▶ [CHALLENGE]:
Transcribe the material exactly. Images do not belong in the copy.

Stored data
──────

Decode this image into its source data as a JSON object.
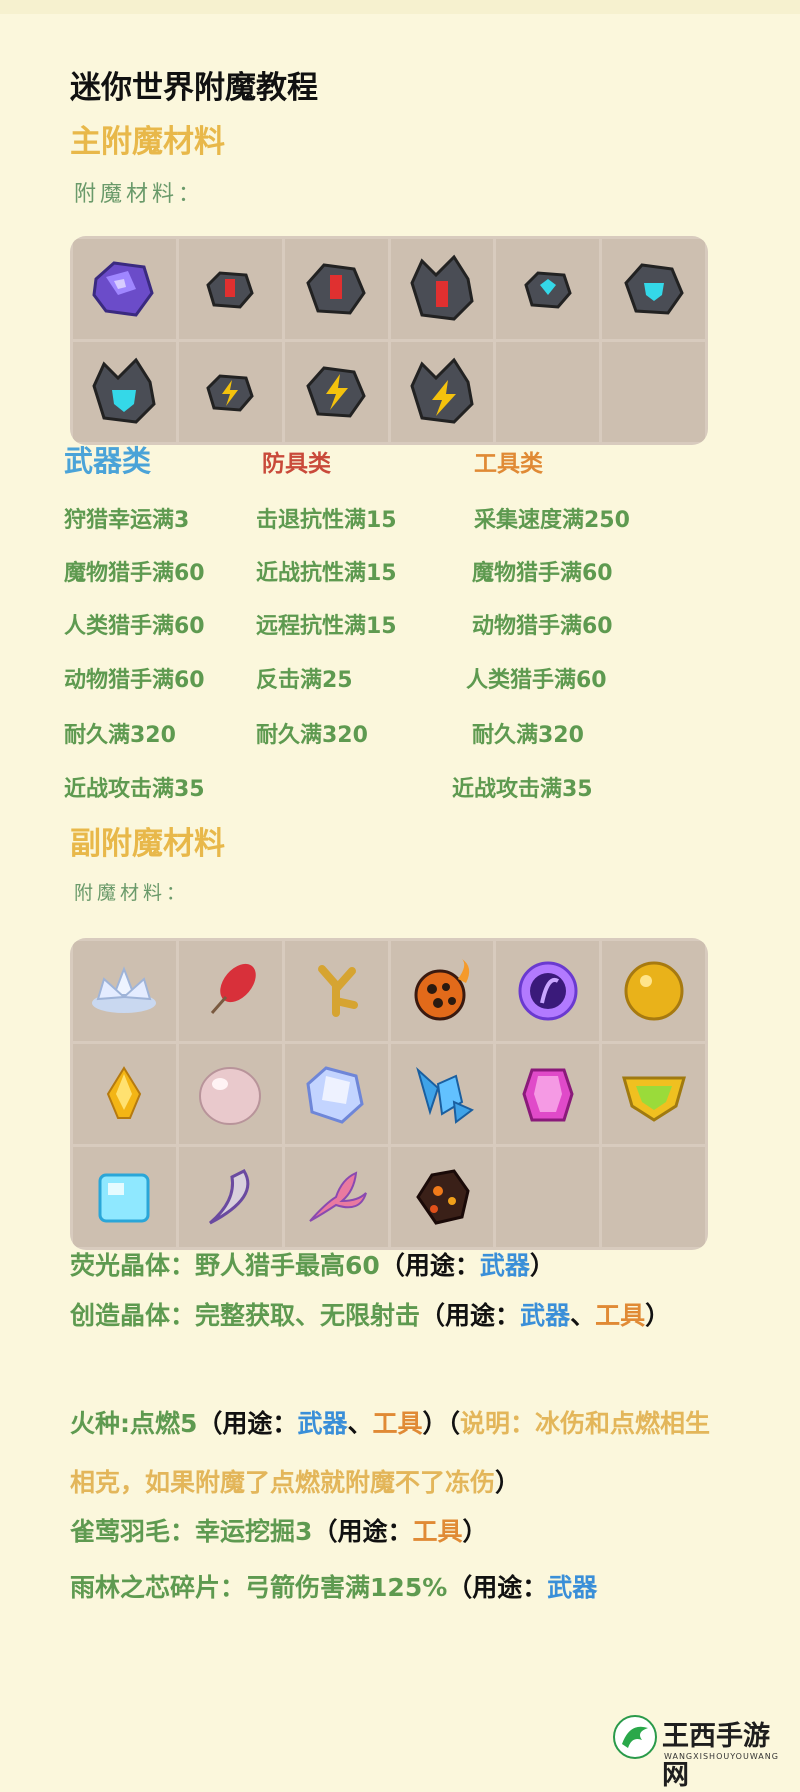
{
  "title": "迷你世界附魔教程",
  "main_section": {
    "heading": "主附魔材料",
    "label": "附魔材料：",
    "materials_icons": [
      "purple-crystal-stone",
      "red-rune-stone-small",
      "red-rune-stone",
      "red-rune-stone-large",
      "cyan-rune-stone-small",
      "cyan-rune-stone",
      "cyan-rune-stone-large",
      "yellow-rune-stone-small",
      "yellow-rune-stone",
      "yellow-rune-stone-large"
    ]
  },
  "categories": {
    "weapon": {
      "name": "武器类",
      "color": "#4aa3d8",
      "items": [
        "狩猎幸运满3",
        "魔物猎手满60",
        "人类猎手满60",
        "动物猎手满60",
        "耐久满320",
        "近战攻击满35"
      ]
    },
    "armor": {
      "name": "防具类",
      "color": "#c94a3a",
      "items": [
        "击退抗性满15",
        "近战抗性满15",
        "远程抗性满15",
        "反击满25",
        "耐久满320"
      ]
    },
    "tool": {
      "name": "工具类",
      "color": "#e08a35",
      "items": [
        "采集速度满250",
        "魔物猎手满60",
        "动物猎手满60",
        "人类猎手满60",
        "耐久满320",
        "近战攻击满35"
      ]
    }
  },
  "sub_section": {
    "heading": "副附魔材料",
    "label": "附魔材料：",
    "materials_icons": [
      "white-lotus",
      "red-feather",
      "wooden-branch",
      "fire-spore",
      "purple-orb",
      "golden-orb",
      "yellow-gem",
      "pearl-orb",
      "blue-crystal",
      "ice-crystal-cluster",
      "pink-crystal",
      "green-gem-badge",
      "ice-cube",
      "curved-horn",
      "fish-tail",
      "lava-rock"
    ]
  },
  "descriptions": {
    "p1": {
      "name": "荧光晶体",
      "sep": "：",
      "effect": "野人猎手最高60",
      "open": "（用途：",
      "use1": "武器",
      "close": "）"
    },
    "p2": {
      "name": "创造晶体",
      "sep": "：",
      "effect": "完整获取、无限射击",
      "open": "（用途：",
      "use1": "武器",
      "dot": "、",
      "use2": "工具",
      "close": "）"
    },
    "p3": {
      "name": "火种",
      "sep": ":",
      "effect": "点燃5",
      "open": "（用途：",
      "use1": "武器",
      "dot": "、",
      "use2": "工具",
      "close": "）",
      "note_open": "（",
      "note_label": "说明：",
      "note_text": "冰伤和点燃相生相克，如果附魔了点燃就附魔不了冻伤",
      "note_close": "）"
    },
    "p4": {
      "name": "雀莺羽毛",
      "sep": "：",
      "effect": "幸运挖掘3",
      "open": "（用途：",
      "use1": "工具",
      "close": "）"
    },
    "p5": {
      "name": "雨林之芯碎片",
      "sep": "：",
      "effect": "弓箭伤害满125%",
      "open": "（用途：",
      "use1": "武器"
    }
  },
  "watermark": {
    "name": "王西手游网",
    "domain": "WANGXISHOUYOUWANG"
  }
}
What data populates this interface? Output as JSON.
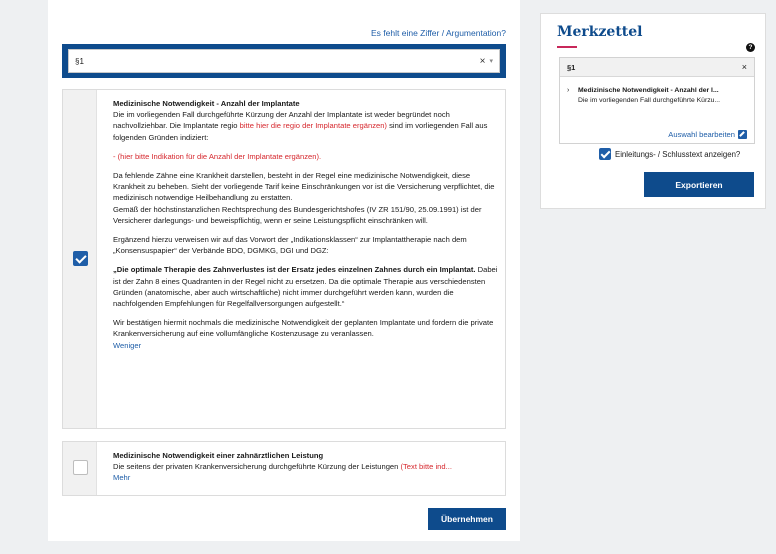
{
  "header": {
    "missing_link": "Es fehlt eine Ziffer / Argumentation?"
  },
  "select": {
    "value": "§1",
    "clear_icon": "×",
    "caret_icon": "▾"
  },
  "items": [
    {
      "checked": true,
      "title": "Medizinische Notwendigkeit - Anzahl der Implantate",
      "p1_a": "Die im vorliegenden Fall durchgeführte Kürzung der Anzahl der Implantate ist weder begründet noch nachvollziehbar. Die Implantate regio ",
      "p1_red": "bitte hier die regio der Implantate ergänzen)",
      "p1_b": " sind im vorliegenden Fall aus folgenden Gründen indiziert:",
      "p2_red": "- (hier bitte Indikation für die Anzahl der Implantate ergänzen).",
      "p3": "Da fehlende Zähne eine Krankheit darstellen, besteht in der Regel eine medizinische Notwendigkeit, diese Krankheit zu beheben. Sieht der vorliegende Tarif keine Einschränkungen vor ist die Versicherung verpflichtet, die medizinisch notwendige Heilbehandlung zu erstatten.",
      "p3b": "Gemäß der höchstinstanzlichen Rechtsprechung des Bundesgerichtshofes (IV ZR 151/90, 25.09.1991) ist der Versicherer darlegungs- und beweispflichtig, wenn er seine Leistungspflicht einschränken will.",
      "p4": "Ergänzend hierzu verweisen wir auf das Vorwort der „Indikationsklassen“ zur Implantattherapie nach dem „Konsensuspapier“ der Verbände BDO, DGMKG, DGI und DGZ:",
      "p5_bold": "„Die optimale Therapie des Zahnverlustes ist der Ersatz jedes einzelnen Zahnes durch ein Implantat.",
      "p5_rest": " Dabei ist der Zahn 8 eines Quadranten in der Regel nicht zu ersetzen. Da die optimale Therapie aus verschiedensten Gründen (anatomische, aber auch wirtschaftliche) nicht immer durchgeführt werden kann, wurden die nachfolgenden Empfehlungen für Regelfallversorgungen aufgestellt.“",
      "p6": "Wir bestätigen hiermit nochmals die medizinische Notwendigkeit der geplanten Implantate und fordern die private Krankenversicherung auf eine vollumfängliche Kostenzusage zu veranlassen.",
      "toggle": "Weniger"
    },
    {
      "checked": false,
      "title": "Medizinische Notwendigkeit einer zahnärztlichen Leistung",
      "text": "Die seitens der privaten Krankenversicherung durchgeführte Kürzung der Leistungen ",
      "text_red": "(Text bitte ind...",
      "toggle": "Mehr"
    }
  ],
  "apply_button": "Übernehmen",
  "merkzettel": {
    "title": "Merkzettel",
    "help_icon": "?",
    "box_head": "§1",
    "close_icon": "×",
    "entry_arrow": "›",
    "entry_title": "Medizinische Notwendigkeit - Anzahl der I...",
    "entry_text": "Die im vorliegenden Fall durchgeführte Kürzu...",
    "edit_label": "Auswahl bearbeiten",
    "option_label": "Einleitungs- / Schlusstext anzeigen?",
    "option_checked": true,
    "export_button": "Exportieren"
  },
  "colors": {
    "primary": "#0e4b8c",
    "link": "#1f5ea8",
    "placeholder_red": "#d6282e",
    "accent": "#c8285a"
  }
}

──────

▶ [TASK SOLUTION]:
Decode this image into its source data as a JSON object.
{
  "title": "迷你世界附魔教程",
  "main_section": {
    "heading": "主附魔材料",
    "label": "附魔材料：",
    "materials_icons": [
      "purple-crystal-stone",
      "red-rune-stone-small",
      "red-rune-stone",
      "red-rune-stone-large",
      "cyan-rune-stone-small",
      "cyan-rune-stone",
      "cyan-rune-stone-large",
      "yellow-rune-stone-small",
      "yellow-rune-stone",
      "yellow-rune-stone-large"
    ]
  },
  "categories": {
    "weapon": {
      "name": "武器类",
      "color": "#4aa3d8",
      "items": [
        "狩猎幸运满3",
        "魔物猎手满60",
        "人类猎手满60",
        "动物猎手满60",
        "耐久满320",
        "近战攻击满35"
      ]
    },
    "armor": {
      "name": "防具类",
      "color": "#c94a3a",
      "items": [
        "击退抗性满15",
        "近战抗性满15",
        "远程抗性满15",
        "反击满25",
        "耐久满320"
      ]
    },
    "tool": {
      "name": "工具类",
      "color": "#e08a35",
      "items": [
        "采集速度满250",
        "魔物猎手满60",
        "动物猎手满60",
        "人类猎手满60",
        "耐久满320",
        "近战攻击满35"
      ]
    }
  },
  "sub_section": {
    "heading": "副附魔材料",
    "label": "附魔材料：",
    "materials_icons": [
      "white-lotus",
      "red-feather",
      "wooden-branch",
      "fire-spore",
      "purple-orb",
      "golden-orb",
      "yellow-gem",
      "pearl-orb",
      "blue-crystal",
      "ice-crystal-cluster",
      "pink-crystal",
      "green-gem-badge",
      "ice-cube",
      "curved-horn",
      "fish-tail",
      "lava-rock"
    ]
  },
  "descriptions": {
    "p1": {
      "name": "荧光晶体",
      "sep": "：",
      "effect": "野人猎手最高60",
      "open": "（用途：",
      "use1": "武器",
      "close": "）"
    },
    "p2": {
      "name": "创造晶体",
      "sep": "：",
      "effect": "完整获取、无限射击",
      "open": "（用途：",
      "use1": "武器",
      "dot": "、",
      "use2": "工具",
      "close": "）"
    },
    "p3": {
      "name": "火种",
      "sep": ":",
      "effect": "点燃5",
      "open": "（用途：",
      "use1": "武器",
      "dot": "、",
      "use2": "工具",
      "close": "）",
      "note_open": "（",
      "note_label": "说明：",
      "note_text": "冰伤和点燃相生相克，如果附魔了点燃就附魔不了冻伤",
      "note_close": "）"
    },
    "p4": {
      "name": "雀莺羽毛",
      "sep": "：",
      "effect": "幸运挖掘3",
      "open": "（用途：",
      "use1": "工具",
      "close": "）"
    },
    "p5": {
      "name": "雨林之芯碎片",
      "sep": "：",
      "effect": "弓箭伤害满125%",
      "open": "（用途：",
      "use1": "武器"
    }
  },
  "watermark": {
    "name": "王西手游网",
    "domain": "WANGXISHOUYOUWANG"
  }
}
What data populates this interface? Output as JSON.
{
  "header": {
    "missing_link": "Es fehlt eine Ziffer / Argumentation?"
  },
  "select": {
    "value": "§1",
    "clear_icon": "×",
    "caret_icon": "▾"
  },
  "items": [
    {
      "checked": true,
      "title": "Medizinische Notwendigkeit - Anzahl der Implantate",
      "p1_a": "Die im vorliegenden Fall durchgeführte Kürzung der Anzahl der Implantate ist weder begründet noch nachvollziehbar. Die Implantate regio ",
      "p1_red": "bitte hier die regio der Implantate ergänzen)",
      "p1_b": " sind im vorliegenden Fall aus folgenden Gründen indiziert:",
      "p2_red": "- (hier bitte Indikation für die Anzahl der Implantate ergänzen).",
      "p3": "Da fehlende Zähne eine Krankheit darstellen, besteht in der Regel eine medizinische Notwendigkeit, diese Krankheit zu beheben. Sieht der vorliegende Tarif keine Einschränkungen vor ist die Versicherung verpflichtet, die medizinisch notwendige Heilbehandlung zu erstatten.",
      "p3b": "Gemäß der höchstinstanzlichen Rechtsprechung des Bundesgerichtshofes (IV ZR 151/90, 25.09.1991) ist der Versicherer darlegungs- und beweispflichtig, wenn er seine Leistungspflicht einschränken will.",
      "p4": "Ergänzend hierzu verweisen wir auf das Vorwort der „Indikationsklassen“ zur Implantattherapie nach dem „Konsensuspapier“ der Verbände BDO, DGMKG, DGI und DGZ:",
      "p5_bold": "„Die optimale Therapie des Zahnverlustes ist der Ersatz jedes einzelnen Zahnes durch ein Implantat.",
      "p5_rest": " Dabei ist der Zahn 8 eines Quadranten in der Regel nicht zu ersetzen. Da die optimale Therapie aus verschiedensten Gründen (anatomische, aber auch wirtschaftliche) nicht immer durchgeführt werden kann, wurden die nachfolgenden Empfehlungen für Regelfallversorgungen aufgestellt.“",
      "p6": "Wir bestätigen hiermit nochmals die medizinische Notwendigkeit der geplanten Implantate und fordern die private Krankenversicherung auf eine vollumfängliche Kostenzusage zu veranlassen.",
      "toggle": "Weniger"
    },
    {
      "checked": false,
      "title": "Medizinische Notwendigkeit einer zahnärztlichen Leistung",
      "text": "Die seitens der privaten Krankenversicherung durchgeführte Kürzung der Leistungen ",
      "text_red": "(Text bitte ind...",
      "toggle": "Mehr"
    }
  ],
  "apply_button": "Übernehmen",
  "merkzettel": {
    "title": "Merkzettel",
    "help_icon": "?",
    "box_head": "§1",
    "close_icon": "×",
    "entry_arrow": "›",
    "entry_title": "Medizinische Notwendigkeit - Anzahl der I...",
    "entry_text": "Die im vorliegenden Fall durchgeführte Kürzu...",
    "edit_label": "Auswahl bearbeiten",
    "option_label": "Einleitungs- / Schlusstext anzeigen?",
    "option_checked": true,
    "export_button": "Exportieren"
  },
  "colors": {
    "primary": "#0e4b8c",
    "link": "#1f5ea8",
    "placeholder_red": "#d6282e",
    "accent": "#c8285a"
  }
}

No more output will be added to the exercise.